» EXERCISE OBJECTIVE
Each line of the listing that contains the word "piscinas" is to be copied.

------ RECORDS PROVIDED ------

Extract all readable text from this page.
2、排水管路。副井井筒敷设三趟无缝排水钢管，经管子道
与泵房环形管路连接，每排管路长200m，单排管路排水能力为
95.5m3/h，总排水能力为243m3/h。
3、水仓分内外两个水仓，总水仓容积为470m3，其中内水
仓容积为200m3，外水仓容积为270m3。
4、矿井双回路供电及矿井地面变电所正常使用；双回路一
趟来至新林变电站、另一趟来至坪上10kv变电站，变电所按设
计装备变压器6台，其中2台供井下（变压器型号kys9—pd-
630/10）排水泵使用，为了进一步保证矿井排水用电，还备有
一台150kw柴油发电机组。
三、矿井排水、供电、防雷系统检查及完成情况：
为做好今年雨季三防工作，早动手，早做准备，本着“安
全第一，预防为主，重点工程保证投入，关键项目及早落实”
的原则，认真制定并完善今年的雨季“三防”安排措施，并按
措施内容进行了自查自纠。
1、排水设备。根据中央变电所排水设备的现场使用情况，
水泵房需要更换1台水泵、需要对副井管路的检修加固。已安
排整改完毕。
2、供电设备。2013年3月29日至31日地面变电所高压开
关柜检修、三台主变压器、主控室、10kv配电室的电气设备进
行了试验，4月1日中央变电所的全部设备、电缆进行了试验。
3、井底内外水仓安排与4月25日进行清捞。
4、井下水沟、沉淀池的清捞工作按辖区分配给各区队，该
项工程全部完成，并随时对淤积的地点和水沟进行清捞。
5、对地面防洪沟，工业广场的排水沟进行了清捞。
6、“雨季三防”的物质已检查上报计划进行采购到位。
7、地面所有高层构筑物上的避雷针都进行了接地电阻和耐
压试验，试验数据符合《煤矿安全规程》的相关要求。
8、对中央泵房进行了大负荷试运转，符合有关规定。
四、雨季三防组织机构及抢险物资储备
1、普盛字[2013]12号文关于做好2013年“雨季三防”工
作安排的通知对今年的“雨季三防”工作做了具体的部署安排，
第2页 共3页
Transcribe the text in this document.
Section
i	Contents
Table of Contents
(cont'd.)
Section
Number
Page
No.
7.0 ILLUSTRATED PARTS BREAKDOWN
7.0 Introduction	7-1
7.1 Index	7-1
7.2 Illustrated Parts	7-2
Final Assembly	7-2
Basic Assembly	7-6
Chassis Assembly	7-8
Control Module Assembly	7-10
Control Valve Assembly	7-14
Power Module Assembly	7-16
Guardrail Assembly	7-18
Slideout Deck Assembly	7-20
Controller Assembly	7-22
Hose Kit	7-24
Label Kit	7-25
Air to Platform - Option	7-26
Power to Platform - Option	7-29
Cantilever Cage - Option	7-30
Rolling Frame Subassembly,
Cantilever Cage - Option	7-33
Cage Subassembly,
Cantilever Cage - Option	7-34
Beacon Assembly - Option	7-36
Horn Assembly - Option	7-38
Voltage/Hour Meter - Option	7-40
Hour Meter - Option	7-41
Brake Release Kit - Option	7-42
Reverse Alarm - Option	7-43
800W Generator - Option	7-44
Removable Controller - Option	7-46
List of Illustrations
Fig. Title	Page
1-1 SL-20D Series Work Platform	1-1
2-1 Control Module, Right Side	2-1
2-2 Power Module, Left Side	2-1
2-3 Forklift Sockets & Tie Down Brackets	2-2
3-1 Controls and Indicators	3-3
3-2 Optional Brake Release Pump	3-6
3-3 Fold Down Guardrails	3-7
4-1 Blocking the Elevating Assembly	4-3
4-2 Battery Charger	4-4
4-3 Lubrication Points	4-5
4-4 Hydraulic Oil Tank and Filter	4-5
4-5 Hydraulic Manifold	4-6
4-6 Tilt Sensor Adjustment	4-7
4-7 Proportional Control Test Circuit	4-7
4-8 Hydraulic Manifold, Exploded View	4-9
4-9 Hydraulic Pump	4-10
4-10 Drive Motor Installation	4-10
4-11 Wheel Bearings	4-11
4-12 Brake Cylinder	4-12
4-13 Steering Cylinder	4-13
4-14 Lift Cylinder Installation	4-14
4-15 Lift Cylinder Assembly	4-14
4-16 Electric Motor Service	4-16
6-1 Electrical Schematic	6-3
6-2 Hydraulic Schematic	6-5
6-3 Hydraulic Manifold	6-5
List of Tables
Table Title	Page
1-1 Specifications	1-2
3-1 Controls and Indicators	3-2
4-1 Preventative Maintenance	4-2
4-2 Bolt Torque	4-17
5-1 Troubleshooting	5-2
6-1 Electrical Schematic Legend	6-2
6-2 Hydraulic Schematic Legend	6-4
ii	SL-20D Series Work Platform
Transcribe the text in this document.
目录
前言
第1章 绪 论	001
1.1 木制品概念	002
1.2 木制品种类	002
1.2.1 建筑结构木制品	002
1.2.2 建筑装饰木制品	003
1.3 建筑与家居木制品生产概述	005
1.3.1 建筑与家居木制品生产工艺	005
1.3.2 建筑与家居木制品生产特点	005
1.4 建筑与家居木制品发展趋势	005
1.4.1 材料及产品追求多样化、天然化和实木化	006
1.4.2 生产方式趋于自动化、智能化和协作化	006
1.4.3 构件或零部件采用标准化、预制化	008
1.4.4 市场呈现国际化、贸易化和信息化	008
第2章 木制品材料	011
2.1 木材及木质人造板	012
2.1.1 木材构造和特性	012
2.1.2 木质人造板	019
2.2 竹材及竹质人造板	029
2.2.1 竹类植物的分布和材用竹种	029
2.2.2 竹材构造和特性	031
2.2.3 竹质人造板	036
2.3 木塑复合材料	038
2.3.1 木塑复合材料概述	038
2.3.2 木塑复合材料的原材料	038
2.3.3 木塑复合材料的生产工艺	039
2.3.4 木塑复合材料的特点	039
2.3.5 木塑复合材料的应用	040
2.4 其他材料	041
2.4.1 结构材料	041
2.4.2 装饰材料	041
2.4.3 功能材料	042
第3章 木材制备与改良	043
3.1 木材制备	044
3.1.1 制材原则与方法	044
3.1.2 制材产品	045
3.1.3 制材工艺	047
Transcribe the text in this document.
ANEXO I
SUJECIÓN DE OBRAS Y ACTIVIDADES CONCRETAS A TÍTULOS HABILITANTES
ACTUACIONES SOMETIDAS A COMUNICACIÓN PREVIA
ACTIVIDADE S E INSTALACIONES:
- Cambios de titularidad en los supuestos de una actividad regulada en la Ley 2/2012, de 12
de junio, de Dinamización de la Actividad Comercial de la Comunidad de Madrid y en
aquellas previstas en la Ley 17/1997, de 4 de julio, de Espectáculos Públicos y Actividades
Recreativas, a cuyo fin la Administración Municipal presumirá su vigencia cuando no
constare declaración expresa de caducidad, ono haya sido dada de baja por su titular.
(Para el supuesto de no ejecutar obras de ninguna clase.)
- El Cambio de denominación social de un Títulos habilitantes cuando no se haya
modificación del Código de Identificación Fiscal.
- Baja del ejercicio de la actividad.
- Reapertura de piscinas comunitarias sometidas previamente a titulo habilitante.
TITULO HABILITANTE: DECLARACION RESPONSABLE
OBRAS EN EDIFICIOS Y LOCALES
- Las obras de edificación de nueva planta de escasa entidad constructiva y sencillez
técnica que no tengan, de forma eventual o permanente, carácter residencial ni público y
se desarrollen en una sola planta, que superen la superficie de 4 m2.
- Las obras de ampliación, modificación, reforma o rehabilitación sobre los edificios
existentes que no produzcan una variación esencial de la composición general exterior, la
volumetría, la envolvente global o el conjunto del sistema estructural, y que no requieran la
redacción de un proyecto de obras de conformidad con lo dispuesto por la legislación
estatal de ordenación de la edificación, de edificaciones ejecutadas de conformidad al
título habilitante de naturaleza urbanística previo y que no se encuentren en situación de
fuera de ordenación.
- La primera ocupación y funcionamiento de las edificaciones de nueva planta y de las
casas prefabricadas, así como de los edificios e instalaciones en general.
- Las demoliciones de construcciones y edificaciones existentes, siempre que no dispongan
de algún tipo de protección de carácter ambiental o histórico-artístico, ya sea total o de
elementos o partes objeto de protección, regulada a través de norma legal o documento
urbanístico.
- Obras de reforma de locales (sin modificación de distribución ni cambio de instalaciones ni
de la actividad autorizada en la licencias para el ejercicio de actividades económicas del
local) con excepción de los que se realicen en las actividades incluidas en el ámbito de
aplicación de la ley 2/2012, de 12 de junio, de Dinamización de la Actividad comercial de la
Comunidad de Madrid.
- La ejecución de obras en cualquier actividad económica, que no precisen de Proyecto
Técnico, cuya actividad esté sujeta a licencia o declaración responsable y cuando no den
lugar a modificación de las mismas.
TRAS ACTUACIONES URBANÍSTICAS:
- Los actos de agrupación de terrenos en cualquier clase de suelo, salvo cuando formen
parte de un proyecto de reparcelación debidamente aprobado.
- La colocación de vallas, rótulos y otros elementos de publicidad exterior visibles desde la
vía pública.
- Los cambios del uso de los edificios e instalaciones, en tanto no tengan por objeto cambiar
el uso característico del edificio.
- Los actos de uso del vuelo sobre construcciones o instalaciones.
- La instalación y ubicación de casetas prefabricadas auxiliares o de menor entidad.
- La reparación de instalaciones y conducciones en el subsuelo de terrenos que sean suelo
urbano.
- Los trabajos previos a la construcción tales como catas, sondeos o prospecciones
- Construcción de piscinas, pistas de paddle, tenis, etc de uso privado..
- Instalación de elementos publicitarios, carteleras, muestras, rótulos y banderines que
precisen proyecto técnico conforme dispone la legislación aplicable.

------

» WRITTEN RESPONSE
- Reapertura de piscinas comunitarias sometidas previamente a titulo habilitante.
- Construcción de piscinas, pistas de paddle, tenis, etc de uso privado..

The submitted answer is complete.